(Extracto del documento):
· · · · · · ·

En el país de los misterios

Nos acercamos al final del curso político y en pleno debate sobre la necesaria transparencia política, pero cada día que pasa crece la opacidad. Griñán se va de la presidencia de la Junta de Andalucía y aún no sabemos el verdadero por qué, como no sabemos que va a pasar en el interior del PSOE sobre el liderazgo de Rubalcaba. Y Rajoy, por fin, se acerca a dar su ‘versión’ sobre el caso de Bárcenas y mucho nos tememos que lo volverá a negar todo, o que pretenderá desplegar una espesa cortina de humo para tapar las evidencias que pesan sobre su presidencia del PP desde el año 2014.

Sobre las prisas por marcharse de la Junta de Griñán se dan cada día nuevas versiones. Una sobre su posible imputación en el caso ERE, y otra sobre problemas personales -enfermedad familiar, se comenta- a los que hizo alusión Alfonso Guerra para justificar las prisas del relevo. Podría darse el caso de que se juntaran ambas cosas, pero Griñán no debería abandonar la Junta sin decir a los andaluces que, además, asume la responsabilidad política que sin duda tiene en el caso de los ERE, y ya veremos si también penal. Pero en España ni las mentiras ni las responsabilidades políticas se pagan como se debieran, con ceses y dimisiones fulminantes.

· · · · · · ·

(Datos proporcionados):

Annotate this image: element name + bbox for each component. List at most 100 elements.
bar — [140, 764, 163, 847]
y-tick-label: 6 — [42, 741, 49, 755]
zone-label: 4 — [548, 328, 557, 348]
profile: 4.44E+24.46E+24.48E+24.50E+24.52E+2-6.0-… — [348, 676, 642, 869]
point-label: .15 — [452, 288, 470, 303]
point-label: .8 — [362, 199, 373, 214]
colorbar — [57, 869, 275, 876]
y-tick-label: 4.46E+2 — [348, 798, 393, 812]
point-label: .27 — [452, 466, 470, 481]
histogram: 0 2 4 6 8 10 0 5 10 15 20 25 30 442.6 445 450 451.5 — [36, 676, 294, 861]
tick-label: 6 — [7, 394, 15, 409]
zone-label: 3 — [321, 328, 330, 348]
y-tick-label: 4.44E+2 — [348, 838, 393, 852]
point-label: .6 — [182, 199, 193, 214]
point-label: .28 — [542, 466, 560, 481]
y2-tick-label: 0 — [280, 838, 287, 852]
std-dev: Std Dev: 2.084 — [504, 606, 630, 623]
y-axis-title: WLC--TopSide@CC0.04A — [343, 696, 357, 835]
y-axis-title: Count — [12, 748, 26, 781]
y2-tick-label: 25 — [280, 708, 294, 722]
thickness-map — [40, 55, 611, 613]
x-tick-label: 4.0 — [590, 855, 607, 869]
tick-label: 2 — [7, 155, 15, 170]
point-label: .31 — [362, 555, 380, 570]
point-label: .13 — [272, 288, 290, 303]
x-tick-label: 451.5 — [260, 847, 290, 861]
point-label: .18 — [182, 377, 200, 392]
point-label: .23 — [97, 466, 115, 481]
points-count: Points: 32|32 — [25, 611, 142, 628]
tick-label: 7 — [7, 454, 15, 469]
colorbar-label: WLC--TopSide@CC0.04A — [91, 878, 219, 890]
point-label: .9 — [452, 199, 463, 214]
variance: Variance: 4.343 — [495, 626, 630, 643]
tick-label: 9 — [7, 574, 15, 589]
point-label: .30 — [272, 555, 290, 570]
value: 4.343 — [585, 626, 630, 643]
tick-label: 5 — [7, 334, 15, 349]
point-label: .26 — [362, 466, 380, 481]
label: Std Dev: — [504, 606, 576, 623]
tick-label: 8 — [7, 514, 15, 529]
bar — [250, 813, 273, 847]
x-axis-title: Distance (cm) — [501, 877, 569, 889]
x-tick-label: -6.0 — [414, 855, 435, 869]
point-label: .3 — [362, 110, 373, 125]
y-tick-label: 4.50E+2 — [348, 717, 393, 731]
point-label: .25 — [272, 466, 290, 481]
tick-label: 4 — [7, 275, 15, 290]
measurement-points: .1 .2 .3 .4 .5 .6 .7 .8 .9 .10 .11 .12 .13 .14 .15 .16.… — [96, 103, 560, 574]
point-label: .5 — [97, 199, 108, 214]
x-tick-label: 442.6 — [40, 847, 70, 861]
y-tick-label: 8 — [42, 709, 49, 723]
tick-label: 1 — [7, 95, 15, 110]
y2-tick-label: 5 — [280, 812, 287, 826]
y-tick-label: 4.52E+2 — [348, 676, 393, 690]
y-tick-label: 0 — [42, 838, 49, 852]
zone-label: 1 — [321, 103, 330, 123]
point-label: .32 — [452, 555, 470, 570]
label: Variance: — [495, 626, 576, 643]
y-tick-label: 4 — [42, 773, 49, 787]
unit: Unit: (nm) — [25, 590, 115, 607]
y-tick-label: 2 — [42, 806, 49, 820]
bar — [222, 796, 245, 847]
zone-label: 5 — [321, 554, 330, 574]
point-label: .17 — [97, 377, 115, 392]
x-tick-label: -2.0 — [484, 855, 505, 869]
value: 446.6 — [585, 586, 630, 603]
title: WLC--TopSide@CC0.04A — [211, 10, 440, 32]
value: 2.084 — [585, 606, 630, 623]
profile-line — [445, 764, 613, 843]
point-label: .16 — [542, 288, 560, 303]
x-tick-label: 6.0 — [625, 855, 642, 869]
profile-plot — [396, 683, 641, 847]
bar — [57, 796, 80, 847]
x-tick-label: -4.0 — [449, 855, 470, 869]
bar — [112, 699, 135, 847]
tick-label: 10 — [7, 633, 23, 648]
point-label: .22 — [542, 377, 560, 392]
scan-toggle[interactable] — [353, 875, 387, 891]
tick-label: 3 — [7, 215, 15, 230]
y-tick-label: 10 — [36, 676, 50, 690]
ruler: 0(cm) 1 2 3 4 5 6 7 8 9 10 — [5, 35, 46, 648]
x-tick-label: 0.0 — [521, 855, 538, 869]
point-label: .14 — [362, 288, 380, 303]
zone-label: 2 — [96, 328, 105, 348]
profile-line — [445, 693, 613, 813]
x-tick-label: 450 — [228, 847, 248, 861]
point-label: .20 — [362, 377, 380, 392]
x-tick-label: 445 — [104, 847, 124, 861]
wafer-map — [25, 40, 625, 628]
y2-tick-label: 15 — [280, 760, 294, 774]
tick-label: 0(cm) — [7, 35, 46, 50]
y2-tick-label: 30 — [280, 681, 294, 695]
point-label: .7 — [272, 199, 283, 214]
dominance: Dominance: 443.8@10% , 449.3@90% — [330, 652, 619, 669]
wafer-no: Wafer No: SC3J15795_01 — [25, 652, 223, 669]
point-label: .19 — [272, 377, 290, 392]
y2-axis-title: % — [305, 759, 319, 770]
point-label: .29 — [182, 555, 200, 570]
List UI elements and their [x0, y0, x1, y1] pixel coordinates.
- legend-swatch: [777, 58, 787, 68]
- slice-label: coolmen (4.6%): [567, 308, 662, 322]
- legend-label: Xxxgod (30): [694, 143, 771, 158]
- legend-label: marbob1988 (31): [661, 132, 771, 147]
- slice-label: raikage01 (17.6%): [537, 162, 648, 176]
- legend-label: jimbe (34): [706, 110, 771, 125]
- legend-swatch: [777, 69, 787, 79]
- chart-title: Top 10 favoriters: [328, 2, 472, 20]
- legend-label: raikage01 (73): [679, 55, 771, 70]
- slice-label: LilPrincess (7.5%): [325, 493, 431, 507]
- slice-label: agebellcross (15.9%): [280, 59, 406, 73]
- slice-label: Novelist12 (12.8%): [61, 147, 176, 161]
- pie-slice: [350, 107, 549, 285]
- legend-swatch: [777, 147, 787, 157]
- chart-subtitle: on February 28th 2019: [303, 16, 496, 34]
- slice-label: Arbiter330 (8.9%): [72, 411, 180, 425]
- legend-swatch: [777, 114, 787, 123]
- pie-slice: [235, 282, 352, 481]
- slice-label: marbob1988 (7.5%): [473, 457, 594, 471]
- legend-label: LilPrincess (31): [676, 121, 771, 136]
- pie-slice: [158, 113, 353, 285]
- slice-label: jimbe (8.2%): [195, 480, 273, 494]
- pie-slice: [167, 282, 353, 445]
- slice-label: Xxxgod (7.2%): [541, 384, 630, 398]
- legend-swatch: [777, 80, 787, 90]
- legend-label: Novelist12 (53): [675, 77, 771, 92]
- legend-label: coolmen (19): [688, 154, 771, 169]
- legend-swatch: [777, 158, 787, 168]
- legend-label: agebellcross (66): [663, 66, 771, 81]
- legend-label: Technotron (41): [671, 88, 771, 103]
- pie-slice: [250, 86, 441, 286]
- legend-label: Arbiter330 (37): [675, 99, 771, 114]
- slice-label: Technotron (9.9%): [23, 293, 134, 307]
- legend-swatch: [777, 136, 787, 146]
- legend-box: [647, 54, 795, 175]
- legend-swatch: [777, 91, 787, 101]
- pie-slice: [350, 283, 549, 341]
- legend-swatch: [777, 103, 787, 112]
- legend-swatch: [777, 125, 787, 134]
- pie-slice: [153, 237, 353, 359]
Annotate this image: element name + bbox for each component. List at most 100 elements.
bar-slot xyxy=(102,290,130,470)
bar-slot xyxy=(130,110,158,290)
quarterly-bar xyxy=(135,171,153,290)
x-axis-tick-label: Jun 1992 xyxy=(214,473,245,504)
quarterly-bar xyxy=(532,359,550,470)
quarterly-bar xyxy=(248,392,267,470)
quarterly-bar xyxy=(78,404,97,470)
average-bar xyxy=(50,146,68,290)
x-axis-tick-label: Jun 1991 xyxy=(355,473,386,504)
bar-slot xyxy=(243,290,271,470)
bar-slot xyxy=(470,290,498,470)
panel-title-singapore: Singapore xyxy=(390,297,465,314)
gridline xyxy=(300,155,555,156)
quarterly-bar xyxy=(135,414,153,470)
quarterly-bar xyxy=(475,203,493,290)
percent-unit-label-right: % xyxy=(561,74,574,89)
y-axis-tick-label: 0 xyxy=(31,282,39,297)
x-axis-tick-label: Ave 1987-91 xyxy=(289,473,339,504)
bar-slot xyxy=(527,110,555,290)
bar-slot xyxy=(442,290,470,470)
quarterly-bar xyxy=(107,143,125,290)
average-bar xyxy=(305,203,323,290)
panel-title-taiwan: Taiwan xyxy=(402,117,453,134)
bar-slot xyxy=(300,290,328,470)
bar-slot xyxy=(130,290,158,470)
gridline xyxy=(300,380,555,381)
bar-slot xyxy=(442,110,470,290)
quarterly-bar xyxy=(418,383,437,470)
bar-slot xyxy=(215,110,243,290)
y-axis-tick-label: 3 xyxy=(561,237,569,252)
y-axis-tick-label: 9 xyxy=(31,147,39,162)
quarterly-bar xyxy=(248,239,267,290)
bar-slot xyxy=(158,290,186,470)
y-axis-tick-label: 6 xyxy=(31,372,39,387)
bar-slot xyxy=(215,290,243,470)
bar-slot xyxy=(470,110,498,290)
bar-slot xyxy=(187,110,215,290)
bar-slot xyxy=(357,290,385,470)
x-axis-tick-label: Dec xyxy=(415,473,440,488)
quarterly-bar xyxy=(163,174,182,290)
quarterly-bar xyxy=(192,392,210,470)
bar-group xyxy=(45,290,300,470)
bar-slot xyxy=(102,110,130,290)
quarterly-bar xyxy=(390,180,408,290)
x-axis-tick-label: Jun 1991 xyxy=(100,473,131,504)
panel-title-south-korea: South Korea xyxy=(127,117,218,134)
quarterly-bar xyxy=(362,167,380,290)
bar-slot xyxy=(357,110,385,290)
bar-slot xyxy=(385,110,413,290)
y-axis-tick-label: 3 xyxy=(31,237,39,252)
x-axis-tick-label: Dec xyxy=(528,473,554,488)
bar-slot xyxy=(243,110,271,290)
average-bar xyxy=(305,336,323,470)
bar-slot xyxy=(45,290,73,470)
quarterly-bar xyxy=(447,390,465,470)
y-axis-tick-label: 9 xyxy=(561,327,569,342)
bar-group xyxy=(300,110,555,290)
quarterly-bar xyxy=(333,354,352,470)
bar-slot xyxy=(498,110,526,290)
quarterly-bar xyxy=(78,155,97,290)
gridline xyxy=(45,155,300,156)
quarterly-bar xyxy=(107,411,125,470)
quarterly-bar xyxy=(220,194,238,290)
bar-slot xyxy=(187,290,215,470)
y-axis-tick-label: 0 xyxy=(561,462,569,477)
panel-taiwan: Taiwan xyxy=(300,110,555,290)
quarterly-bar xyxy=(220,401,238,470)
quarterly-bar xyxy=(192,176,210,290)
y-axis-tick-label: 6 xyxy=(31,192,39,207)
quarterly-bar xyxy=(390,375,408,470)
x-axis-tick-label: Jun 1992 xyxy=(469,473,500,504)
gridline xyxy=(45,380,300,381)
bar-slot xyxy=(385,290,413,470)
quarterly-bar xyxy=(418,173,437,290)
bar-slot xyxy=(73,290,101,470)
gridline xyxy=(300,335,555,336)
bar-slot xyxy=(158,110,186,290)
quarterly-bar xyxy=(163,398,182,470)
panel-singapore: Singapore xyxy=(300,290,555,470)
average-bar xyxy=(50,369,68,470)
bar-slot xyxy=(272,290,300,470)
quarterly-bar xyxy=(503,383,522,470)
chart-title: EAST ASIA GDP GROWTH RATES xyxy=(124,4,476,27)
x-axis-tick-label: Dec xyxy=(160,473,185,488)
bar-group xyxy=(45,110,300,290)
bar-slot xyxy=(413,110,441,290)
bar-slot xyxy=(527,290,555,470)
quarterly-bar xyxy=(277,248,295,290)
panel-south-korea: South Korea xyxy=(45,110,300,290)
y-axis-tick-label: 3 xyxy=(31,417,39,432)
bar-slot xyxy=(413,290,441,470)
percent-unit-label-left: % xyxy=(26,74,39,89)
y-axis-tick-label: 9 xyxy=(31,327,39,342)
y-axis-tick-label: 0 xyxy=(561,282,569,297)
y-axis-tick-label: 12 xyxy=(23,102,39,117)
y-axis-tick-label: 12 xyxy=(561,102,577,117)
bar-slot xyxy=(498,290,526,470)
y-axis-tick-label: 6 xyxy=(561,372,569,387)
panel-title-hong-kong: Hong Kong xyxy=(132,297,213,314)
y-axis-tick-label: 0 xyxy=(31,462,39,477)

· · · · · · ·

(Objetivo de la tarea): Indique si cada afirmación concuerda con el texto sobre la salida de Griñán y cite literalmente las palabras que lo deciden. (a) Alfonso Guerra aludió a problemas personales para justificar la rapidez del relevo. (b) Ya se conoce el verdadero motivo por el que Griñán deja la presidencia de la Junta. (c) En España las responsabilidades políticas se pagan con ceses y dimisiones fulminantes.

(Tarea resuelta):
(a) Sí: «problemas personales -enfermedad familiar, se comenta- a los que hizo alusión Alfonso Guerra para justificar las prisas del relevo».
(b) No: «Griñán se va de la presidencia de la Junta de Andalucía y aún no sabemos el verdadero por qué».
(c) No: «Pero en España ni las mentiras ni las responsabilidades políticas se pagan como se debieran, con ceses y dimisiones fulminantes».